#### RECORDS PROVIDED
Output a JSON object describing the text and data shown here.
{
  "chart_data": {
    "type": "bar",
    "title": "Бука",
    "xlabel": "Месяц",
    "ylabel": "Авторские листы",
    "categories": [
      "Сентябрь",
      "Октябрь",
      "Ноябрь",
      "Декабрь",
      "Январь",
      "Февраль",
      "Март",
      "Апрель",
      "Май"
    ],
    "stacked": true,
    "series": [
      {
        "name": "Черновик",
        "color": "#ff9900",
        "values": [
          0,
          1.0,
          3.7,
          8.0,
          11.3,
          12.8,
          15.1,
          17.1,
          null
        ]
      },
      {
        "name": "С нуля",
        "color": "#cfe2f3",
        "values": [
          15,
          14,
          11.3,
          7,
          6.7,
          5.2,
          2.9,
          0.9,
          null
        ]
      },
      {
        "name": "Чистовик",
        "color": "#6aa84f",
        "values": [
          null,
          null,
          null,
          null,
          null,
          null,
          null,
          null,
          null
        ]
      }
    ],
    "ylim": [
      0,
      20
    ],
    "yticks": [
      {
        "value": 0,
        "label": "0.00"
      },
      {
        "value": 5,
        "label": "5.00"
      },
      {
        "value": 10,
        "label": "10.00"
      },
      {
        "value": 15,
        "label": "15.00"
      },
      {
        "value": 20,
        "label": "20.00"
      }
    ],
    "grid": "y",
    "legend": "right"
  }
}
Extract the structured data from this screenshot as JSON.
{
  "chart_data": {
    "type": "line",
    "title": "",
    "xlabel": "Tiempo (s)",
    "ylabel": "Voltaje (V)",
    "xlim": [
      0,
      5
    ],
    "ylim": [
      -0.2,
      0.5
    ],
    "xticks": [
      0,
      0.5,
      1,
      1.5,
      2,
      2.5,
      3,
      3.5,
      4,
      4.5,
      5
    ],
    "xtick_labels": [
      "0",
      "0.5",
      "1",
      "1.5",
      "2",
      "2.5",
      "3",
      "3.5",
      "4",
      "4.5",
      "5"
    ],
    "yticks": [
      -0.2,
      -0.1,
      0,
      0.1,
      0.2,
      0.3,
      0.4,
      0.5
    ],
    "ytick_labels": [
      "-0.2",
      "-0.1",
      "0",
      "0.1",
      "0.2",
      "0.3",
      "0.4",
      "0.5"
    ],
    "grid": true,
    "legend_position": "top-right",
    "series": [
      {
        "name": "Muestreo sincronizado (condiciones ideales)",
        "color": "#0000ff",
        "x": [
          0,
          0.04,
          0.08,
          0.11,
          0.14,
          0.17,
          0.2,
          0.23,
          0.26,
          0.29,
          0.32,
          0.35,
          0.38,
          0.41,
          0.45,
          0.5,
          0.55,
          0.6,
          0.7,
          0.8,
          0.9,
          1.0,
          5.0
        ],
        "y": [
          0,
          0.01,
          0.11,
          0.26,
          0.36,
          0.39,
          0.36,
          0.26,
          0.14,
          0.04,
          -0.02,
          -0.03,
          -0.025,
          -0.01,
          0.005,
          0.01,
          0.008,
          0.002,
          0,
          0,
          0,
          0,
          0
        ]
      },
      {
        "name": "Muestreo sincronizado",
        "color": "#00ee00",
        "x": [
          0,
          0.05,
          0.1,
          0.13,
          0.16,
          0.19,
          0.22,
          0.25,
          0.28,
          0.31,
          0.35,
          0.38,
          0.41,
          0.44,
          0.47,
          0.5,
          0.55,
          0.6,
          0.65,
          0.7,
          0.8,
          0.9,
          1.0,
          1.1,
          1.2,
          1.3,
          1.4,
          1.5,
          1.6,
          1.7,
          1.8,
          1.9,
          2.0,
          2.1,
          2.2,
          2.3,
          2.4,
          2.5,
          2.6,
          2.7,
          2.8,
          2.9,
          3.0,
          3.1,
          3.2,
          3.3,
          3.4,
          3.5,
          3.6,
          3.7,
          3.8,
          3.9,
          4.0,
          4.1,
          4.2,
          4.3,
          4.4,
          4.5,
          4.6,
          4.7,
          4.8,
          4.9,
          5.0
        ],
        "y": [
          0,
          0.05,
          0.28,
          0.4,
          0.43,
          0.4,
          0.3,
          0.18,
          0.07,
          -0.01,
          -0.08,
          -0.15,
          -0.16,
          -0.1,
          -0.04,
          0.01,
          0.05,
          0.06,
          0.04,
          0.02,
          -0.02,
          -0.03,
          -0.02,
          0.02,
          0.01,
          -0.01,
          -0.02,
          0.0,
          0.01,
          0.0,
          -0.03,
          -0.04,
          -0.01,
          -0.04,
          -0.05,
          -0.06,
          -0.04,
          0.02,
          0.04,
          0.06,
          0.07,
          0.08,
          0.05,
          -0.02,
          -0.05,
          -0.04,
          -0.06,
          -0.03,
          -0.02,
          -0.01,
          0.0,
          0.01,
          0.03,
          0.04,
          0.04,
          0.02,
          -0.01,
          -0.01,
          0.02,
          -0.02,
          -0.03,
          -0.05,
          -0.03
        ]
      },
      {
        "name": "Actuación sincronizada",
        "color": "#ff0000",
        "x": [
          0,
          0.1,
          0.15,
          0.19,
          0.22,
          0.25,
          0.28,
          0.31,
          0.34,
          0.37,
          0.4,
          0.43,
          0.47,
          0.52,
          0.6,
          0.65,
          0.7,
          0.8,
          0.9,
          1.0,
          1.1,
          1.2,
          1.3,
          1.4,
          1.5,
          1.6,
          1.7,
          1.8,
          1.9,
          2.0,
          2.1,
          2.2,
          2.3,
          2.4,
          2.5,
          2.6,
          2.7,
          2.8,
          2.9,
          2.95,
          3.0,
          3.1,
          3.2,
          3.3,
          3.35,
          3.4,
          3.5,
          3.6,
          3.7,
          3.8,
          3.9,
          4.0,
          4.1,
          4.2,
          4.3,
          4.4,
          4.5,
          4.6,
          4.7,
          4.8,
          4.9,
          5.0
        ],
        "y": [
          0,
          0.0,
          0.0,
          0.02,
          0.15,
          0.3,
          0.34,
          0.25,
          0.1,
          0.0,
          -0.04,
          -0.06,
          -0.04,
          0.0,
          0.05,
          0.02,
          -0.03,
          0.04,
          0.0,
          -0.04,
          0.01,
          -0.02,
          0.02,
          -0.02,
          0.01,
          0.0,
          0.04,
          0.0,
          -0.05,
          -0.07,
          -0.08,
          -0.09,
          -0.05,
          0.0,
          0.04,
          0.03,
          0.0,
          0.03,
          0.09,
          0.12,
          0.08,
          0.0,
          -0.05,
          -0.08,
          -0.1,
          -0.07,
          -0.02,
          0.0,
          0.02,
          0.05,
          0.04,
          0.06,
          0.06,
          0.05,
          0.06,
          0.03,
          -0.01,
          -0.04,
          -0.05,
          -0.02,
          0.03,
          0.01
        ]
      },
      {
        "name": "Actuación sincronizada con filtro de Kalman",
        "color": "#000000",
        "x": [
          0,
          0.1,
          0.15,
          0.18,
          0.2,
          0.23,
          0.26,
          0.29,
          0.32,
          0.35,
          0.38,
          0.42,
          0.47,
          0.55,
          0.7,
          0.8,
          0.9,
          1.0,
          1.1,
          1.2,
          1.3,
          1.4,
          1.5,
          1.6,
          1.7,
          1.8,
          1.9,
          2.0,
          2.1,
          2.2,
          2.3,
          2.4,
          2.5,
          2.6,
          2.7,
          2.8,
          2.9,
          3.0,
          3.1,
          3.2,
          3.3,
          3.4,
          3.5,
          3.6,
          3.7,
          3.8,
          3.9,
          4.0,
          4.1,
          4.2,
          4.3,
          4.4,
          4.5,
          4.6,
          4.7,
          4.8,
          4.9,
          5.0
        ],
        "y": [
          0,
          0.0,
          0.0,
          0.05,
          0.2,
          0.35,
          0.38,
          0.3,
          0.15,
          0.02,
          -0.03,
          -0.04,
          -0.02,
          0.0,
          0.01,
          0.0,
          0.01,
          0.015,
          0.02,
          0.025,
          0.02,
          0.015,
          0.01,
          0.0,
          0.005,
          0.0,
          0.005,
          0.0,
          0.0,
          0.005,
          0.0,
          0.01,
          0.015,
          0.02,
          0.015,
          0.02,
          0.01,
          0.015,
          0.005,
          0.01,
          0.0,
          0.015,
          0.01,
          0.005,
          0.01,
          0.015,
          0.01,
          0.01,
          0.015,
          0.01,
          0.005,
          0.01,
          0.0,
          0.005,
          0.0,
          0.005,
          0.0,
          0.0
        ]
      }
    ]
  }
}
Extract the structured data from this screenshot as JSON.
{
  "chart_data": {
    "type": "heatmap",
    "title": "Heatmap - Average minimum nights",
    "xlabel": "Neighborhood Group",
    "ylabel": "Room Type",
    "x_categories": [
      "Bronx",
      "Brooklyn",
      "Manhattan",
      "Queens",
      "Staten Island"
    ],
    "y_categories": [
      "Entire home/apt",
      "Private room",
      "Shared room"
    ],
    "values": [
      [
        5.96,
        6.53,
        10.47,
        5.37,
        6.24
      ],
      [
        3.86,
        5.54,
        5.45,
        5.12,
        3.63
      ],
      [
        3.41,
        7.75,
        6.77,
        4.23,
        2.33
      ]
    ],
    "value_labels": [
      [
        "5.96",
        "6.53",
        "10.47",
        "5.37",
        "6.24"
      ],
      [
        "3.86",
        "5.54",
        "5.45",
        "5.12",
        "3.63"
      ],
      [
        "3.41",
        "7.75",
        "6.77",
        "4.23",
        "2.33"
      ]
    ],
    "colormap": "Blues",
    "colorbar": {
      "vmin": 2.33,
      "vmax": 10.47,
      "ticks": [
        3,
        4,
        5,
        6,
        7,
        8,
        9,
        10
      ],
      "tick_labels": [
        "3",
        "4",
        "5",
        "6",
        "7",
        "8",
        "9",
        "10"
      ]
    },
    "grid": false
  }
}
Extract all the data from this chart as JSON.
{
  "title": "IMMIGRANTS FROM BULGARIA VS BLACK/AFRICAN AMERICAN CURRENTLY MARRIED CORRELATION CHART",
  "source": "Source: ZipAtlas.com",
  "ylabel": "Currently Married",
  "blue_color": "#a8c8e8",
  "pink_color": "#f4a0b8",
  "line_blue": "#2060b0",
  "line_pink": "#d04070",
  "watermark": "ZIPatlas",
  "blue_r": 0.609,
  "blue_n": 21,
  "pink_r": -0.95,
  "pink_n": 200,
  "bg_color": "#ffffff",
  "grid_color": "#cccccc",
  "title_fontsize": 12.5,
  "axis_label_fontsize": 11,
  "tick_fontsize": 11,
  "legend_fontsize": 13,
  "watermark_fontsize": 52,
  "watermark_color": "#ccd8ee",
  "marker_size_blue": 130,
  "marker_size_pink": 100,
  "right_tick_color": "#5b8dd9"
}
########
§ **REQUIREMENT**:
Copy each line above that contains the string "sincronizado".

§ **SOLUTION**:
        "name": "Muestreo sincronizado (condiciones ideales)",
        "name": "Muestreo sincronizado",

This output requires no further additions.